** Stated problem **
Give the data below again exactly as written, without its pictures.
Start
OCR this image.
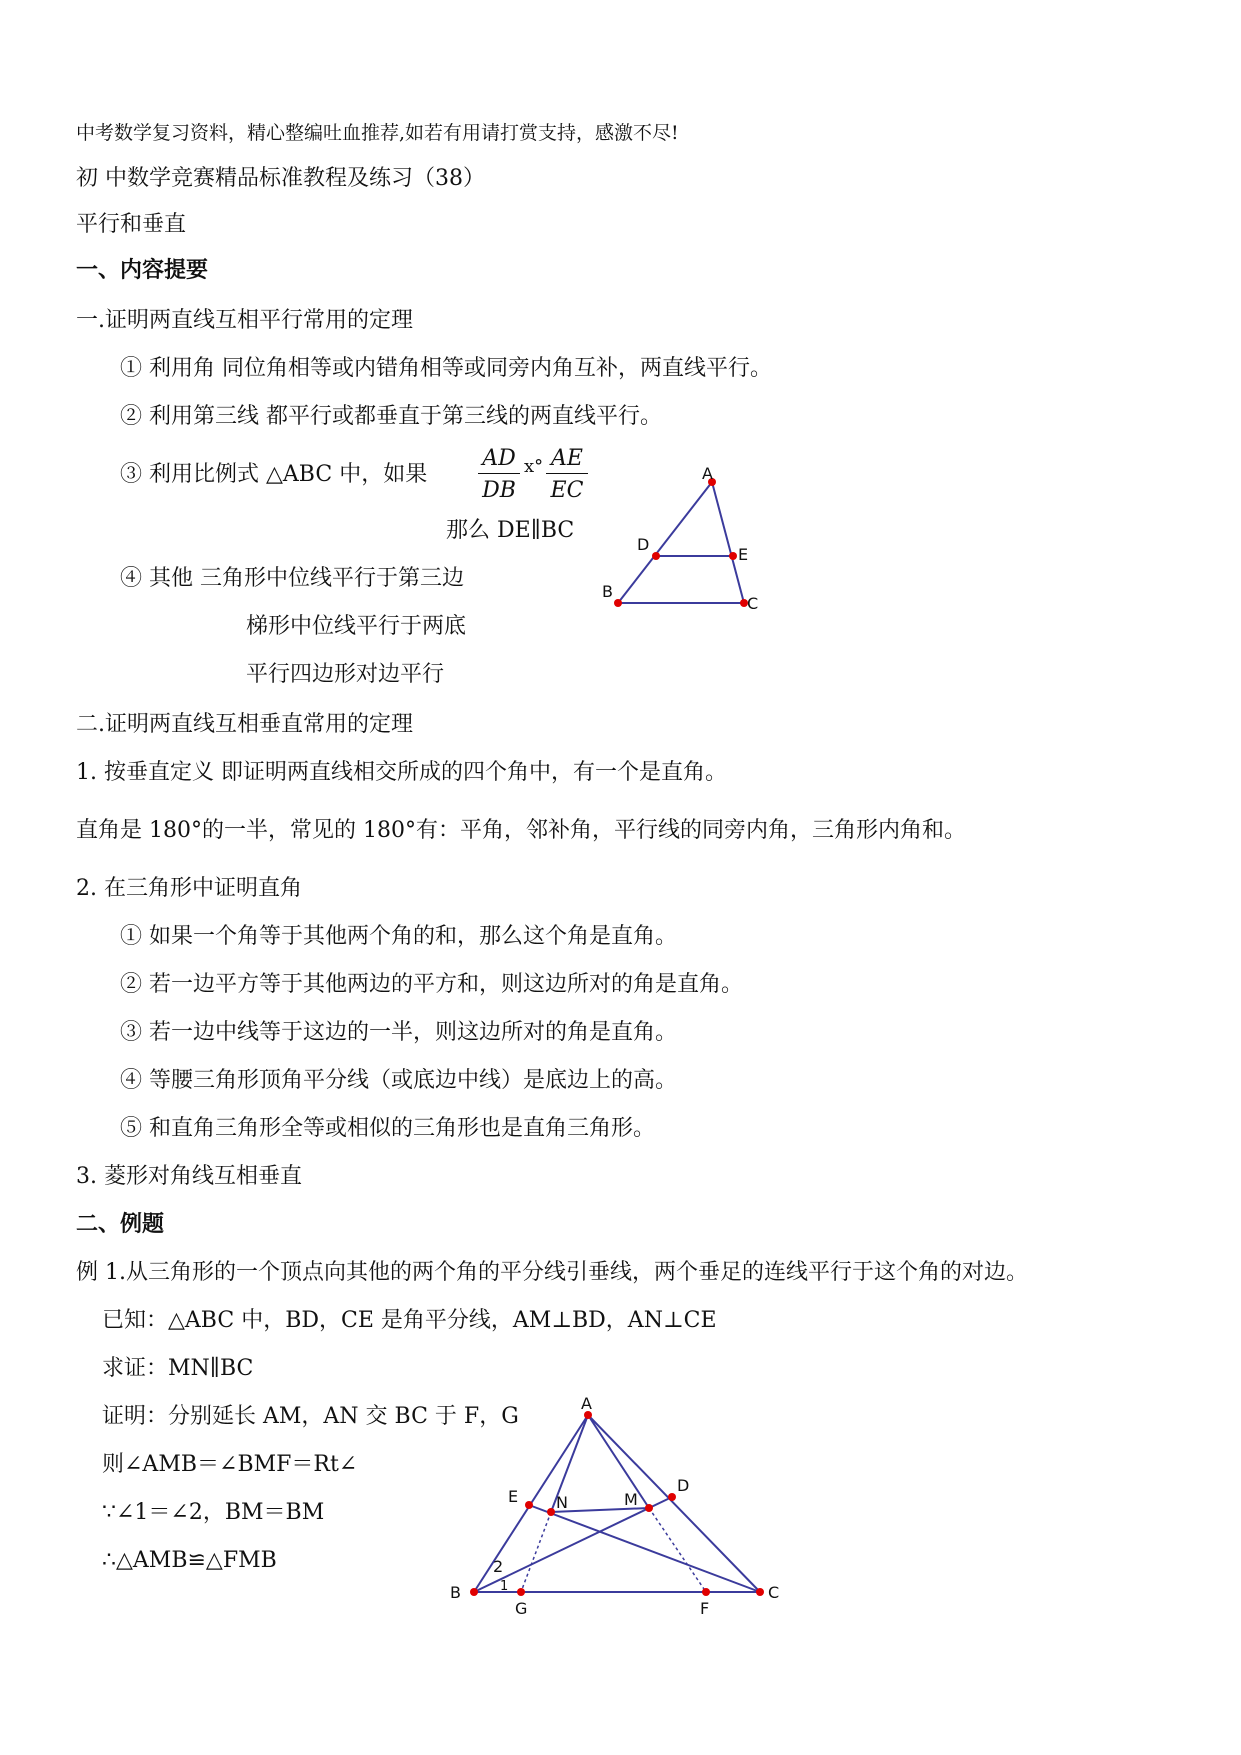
中考数学复习资料，精心整编吐血推荐,如若有用请打赏支持，感激不尽!
初 中数学竞赛精品标准教程及练习（38）
平行和垂直
一、内容提要
一.证明两直线互相平行常用的定理
① 利用角 同位角相等或内错角相等或同旁内角互补，两直线平行。
② 利用第三线 都平行或都垂直于第三线的两直线平行。
③ 利用比例式 △ABC 中，如果 $\frac{AD}{DB}$ ⅹ° $\frac{AE}{EC}$
那么 DE∥BC
④ 其他 三角形中位线平行于第三边
梯形中位线平行于两底
平行四边形对边平行
二.证明两直线互相垂直常用的定理
1. 按垂直定义 即证明两直线相交所成的四个角中，有一个是直角。
直角是 180°的一半，常见的 180°有：平角，邻补角，平行线的同旁内角，三角形内角和。
2. 在三角形中证明直角
① 如果一个角等于其他两个角的和，那么这个角是直角。
② 若一边平方等于其他两边的平方和，则这边所对的角是直角。
③ 若一边中线等于这边的一半，则这边所对的角是直角。
④ 等腰三角形顶角平分线（或底边中线）是底边上的高。
⑤ 和直角三角形全等或相似的三角形也是直角三角形。
3. 菱形对角线互相垂直
二、例题
例 1.从三角形的一个顶点向其他的两个角的平分线引垂线，两个垂足的连线平行于这个角的对边。
已知：△ABC 中，BD，CE 是角平分线，AM⊥BD，AN⊥CE
求证：MN∥BC
证明：分别延长 AM，AN 交 BC 于 F，G
则∠AMB＝∠BMF＝Rt∠
∵∠1＝∠2，BM＝BM
∴△AMB≌△FMB
A
D
E
B
C
A
E N	M
D
2
1
B
G	F
C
End
** Task answer **
OCR this image.
中考数学复习资料，精心整编吐血推荐,如若有用请打赏支持，感激不尽!
初 中数学竞赛精品标准教程及练习（38）
平行和垂直
一、内容提要
一.证明两直线互相平行常用的定理
① 利用角 同位角相等或内错角相等或同旁内角互补，两直线平行。
② 利用第三线 都平行或都垂直于第三线的两直线平行。
③ 利用比例式 △ABC 中，如果 $\frac{AD}{DB}$ ⅹ° $\frac{AE}{EC}$
那么 DE∥BC
④ 其他 三角形中位线平行于第三边
梯形中位线平行于两底
平行四边形对边平行
二.证明两直线互相垂直常用的定理
1. 按垂直定义 即证明两直线相交所成的四个角中，有一个是直角。
直角是 180°的一半，常见的 180°有：平角，邻补角，平行线的同旁内角，三角形内角和。
2. 在三角形中证明直角
① 如果一个角等于其他两个角的和，那么这个角是直角。
② 若一边平方等于其他两边的平方和，则这边所对的角是直角。
③ 若一边中线等于这边的一半，则这边所对的角是直角。
④ 等腰三角形顶角平分线（或底边中线）是底边上的高。
⑤ 和直角三角形全等或相似的三角形也是直角三角形。
3. 菱形对角线互相垂直
二、例题
例 1.从三角形的一个顶点向其他的两个角的平分线引垂线，两个垂足的连线平行于这个角的对边。
已知：△ABC 中，BD，CE 是角平分线，AM⊥BD，AN⊥CE
求证：MN∥BC
证明：分别延长 AM，AN 交 BC 于 F，G
则∠AMB＝∠BMF＝Rt∠
∵∠1＝∠2，BM＝BM
∴△AMB≌△FMB
A
D
E
B
C
A
E N	M
D
2
1
B
G	F
C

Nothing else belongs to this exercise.